# [What you have to do]
Repeat the records below exactly, leaving out any pictures.
# Records supplied start
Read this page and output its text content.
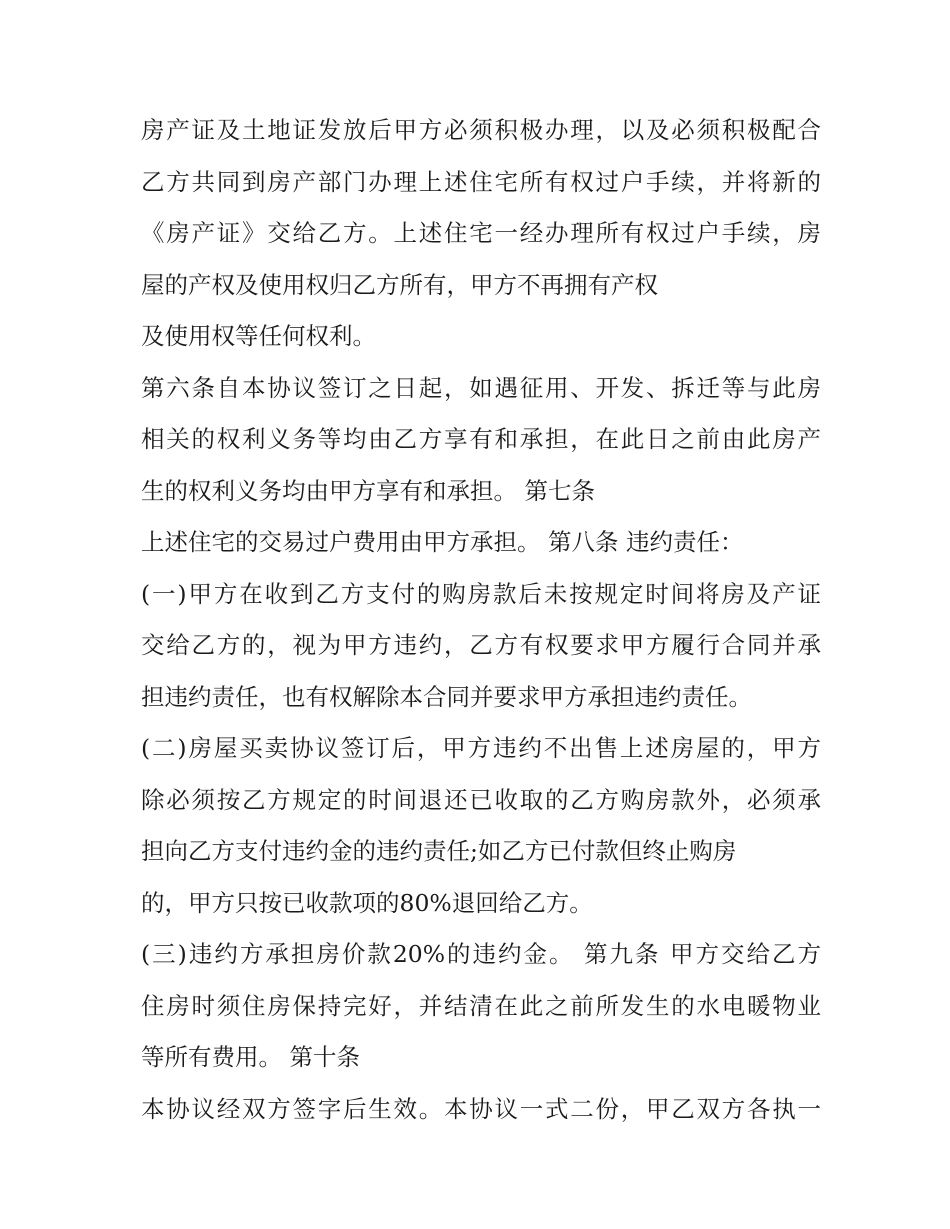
房产证及土地证发放后甲方必须积极办理，以及必须积极配合
乙方共同到房产部门办理上述住宅所有权过户手续，并将新的
《房产证》交给乙方。上述住宅一经办理所有权过户手续，房
屋的产权及使用权归乙方所有，甲方不再拥有产权
及使用权等任何权利。
第六条自本协议签订之日起，如遇征用、开发、拆迁等与此房
相关的权利义务等均由乙方享有和承担，在此日之前由此房产
生的权利义务均由甲方享有和承担。 第七条
上述住宅的交易过户费用由甲方承担。 第八条 违约责任：
(一)甲方在收到乙方支付的购房款后未按规定时间将房及产证
交给乙方的，视为甲方违约，乙方有权要求甲方履行合同并承
担违约责任，也有权解除本合同并要求甲方承担违约责任。
(二)房屋买卖协议签订后，甲方违约不出售上述房屋的，甲方
除必须按乙方规定的时间退还已收取的乙方购房款外，必须承
担向乙方支付违约金的违约责任;如乙方已付款但终止购房
的，甲方只按已收款项的80%退回给乙方。
(三)违约方承担房价款20%的违约金。 第九条 甲方交给乙方
住房时须住房保持完好，并结清在此之前所发生的水电暖物业
等所有费用。 第十条
本协议经双方签字后生效。本协议一式二份，甲乙双方各执一
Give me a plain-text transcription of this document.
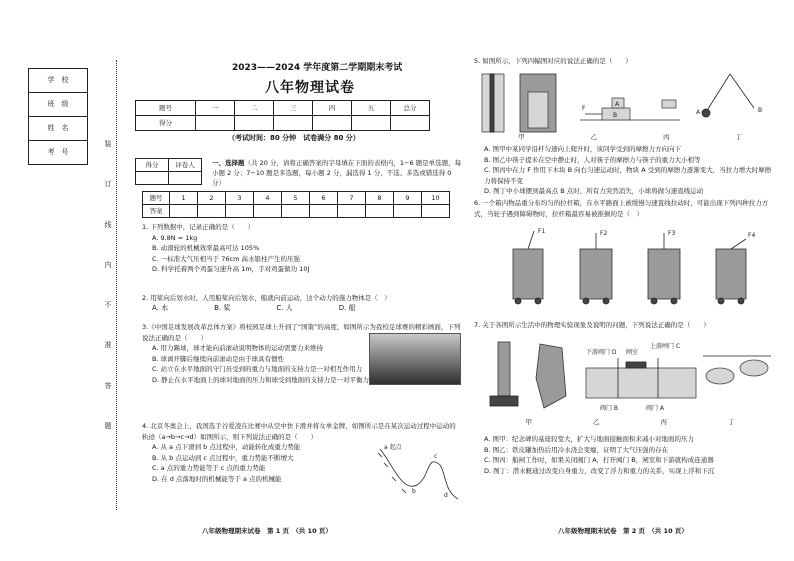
学　校
班　级
姓　名
考　号
装
订
线
内
不
准
答
题
2023——2024 学年度第二学期期末考试
八年物理试卷
题号	一	二	三	四	五	总分
得分						
（考试时间：80 分钟　试卷满分 80 分）
得分	评卷人
		一、选择题（共 20 分，请将正确答案的字母填在下面的表格内，1−6 题是单选题，每小题 2 分；7−10 题是多选题，每小题 2 分，漏选得 1 分，不选、多选或错选得 0 分）
题号	1	2	3	4	5	6	7	8	9	10
答案										
1. 下列数据中，记录正确的是（　　）
A. 9.8N = 1kg
B. 动滑轮的机械效率最高可达 105%
C. 一标准大气压相当于 76cm 高水银柱产生的压强
D. 科学托着两个鸡蛋匀速升高 1m，手对鸡蛋做功 10J
2. 用桨向后划水时，人用船桨向后划水，船就向前运动，这个动力的施力物体是（　）
A. 水	B. 桨	C. 人	D. 船
3.《中国足球发展改革总体方案》将校园足球上升到了“国策”的高度，如图所示为我校足球赛的精彩画面，下列说法正确的是（　　）
A. 用力踢球，球才能向前滚动说明物体的运动需要力来维持
B. 球离开脚后继续向前滚动是由于球具有惯性
C. 站立在水平地面的守门员受到的重力与地面的支持力是一对相互作用力
D. 静止在水平地面上的球对地面的压力和球受到地面的支持力是一对平衡力
4. 北京冬奥会上，我国选手谷爱凌在比赛中从空中快下滑并将女单金牌，如图所示是在某次运动过程中运动的轨迹（a→b→c→d）如图所示，则下列说法正确的是（　　）
A. 从 a 点下滑到 b 点过程中，动能转化成重力势能
B. 从 b 点运动到 c 点过程中，重力势能不断增大
C. a 点的重力势能等于 c 点的重力势能
D. 在 d 点落地时的机械能等于 a 点的机械能
a 起点
b
c
d
八年级物理期末试卷　第 1 页　（共 10 页）
5. 如图所示，下列四幅图对应的说法正确的是（　　）
F
A
B	A	B
甲	乙	丙	丁
A. 图甲中某同学沿杆匀速向上爬升时，该同学受到的摩擦力方向向下
B. 图乙中筷子提米在空中静止时，人对筷子的摩擦力与筷子的重力大小相等
C. 图丙中在力 F 作用下木块 B 向右匀速运动时，物块 A 受到的摩擦力逐渐变大，当拉力增大时摩擦力将保持不变
D. 图丁中小球摆到最高点 B 点时，所有力突然消失，小球将做匀速直线运动
6. 一个箱内物品重分布均匀的拉杆箱，在水平路面上被缓慢匀速直线拉动时，可能出现下列四种拉力方式，当轮子遇到障碍物时，拉杆箱最容易被推倒的是（　）
F1	F2	F3	F4
7. 关于各图所示生活中的物理实验现象及说明的问题，下列说法正确的是（　　）
下游阀门 D 闸室
上游闸门 C
阀门 B	阀门 A
甲	乙	丙	丁
A. 图甲：纪念碑的基座较宽大，扩大与地面接触面积来减小对地面的压力
B. 图乙：铁皮罐加热后用冷水浇会变瘪，证明了大气压强的存在
C. 图丙：船闸工作时，如果关闭阀门 A，打开阀门 B，闸室和下游就构成连通器
D. 图丁：潜水艇通过改变自身重力，改变了浮力和重力的关系，实现上浮和下沉
八年级物理期末试卷　第 2 页　（共 10 页）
# Records supplied end
# [Task answer]
Read this page and output its text content.
房产证及土地证发放后甲方必须积极办理，以及必须积极配合
乙方共同到房产部门办理上述住宅所有权过户手续，并将新的
《房产证》交给乙方。上述住宅一经办理所有权过户手续，房
屋的产权及使用权归乙方所有，甲方不再拥有产权
及使用权等任何权利。
第六条自本协议签订之日起，如遇征用、开发、拆迁等与此房
相关的权利义务等均由乙方享有和承担，在此日之前由此房产
生的权利义务均由甲方享有和承担。 第七条
上述住宅的交易过户费用由甲方承担。 第八条 违约责任：
(一)甲方在收到乙方支付的购房款后未按规定时间将房及产证
交给乙方的，视为甲方违约，乙方有权要求甲方履行合同并承
担违约责任，也有权解除本合同并要求甲方承担违约责任。
(二)房屋买卖协议签订后，甲方违约不出售上述房屋的，甲方
除必须按乙方规定的时间退还已收取的乙方购房款外，必须承
担向乙方支付违约金的违约责任;如乙方已付款但终止购房
的，甲方只按已收款项的80%退回给乙方。
(三)违约方承担房价款20%的违约金。 第九条 甲方交给乙方
住房时须住房保持完好，并结清在此之前所发生的水电暖物业
等所有费用。 第十条
本协议经双方签字后生效。本协议一式二份，甲乙双方各执一
Give me a plain-text transcription of this document.
学　校
班　级
姓　名
考　号
装
订
线
内
不
准
答
题
2023——2024 学年度第二学期期末考试
八年物理试卷
题号	一	二	三	四	五	总分
得分						
（考试时间：80 分钟　试卷满分 80 分）
得分	评卷人
		一、选择题（共 20 分，请将正确答案的字母填在下面的表格内，1−6 题是单选题，每小题 2 分；7−10 题是多选题，每小题 2 分，漏选得 1 分，不选、多选或错选得 0 分）
题号	1	2	3	4	5	6	7	8	9	10
答案										
1. 下列数据中，记录正确的是（　　）
A. 9.8N = 1kg
B. 动滑轮的机械效率最高可达 105%
C. 一标准大气压相当于 76cm 高水银柱产生的压强
D. 科学托着两个鸡蛋匀速升高 1m，手对鸡蛋做功 10J
2. 用桨向后划水时，人用船桨向后划水，船就向前运动，这个动力的施力物体是（　）
A. 水	B. 桨	C. 人	D. 船
3.《中国足球发展改革总体方案》将校园足球上升到了“国策”的高度，如图所示为我校足球赛的精彩画面，下列说法正确的是（　　）
A. 用力踢球，球才能向前滚动说明物体的运动需要力来维持
B. 球离开脚后继续向前滚动是由于球具有惯性
C. 站立在水平地面的守门员受到的重力与地面的支持力是一对相互作用力
D. 静止在水平地面上的球对地面的压力和球受到地面的支持力是一对平衡力
4. 北京冬奥会上，我国选手谷爱凌在比赛中从空中快下滑并将女单金牌，如图所示是在某次运动过程中运动的轨迹（a→b→c→d）如图所示，则下列说法正确的是（　　）
A. 从 a 点下滑到 b 点过程中，动能转化成重力势能
B. 从 b 点运动到 c 点过程中，重力势能不断增大
C. a 点的重力势能等于 c 点的重力势能
D. 在 d 点落地时的机械能等于 a 点的机械能
a 起点
b
c
d
八年级物理期末试卷　第 1 页　（共 10 页）
5. 如图所示，下列四幅图对应的说法正确的是（　　）
F
A
B	A	B
甲	乙	丙	丁
A. 图甲中某同学沿杆匀速向上爬升时，该同学受到的摩擦力方向向下
B. 图乙中筷子提米在空中静止时，人对筷子的摩擦力与筷子的重力大小相等
C. 图丙中在力 F 作用下木块 B 向右匀速运动时，物块 A 受到的摩擦力逐渐变大，当拉力增大时摩擦力将保持不变
D. 图丁中小球摆到最高点 B 点时，所有力突然消失，小球将做匀速直线运动
6. 一个箱内物品重分布均匀的拉杆箱，在水平路面上被缓慢匀速直线拉动时，可能出现下列四种拉力方式，当轮子遇到障碍物时，拉杆箱最容易被推倒的是（　）
F1	F2	F3	F4
7. 关于各图所示生活中的物理实验现象及说明的问题，下列说法正确的是（　　）
下游阀门 D 闸室
上游闸门 C
阀门 B	阀门 A
甲	乙	丙	丁
A. 图甲：纪念碑的基座较宽大，扩大与地面接触面积来减小对地面的压力
B. 图乙：铁皮罐加热后用冷水浇会变瘪，证明了大气压强的存在
C. 图丙：船闸工作时，如果关闭阀门 A，打开阀门 B，闸室和下游就构成连通器
D. 图丁：潜水艇通过改变自身重力，改变了浮力和重力的关系，实现上浮和下沉
八年级物理期末试卷　第 2 页　（共 10 页）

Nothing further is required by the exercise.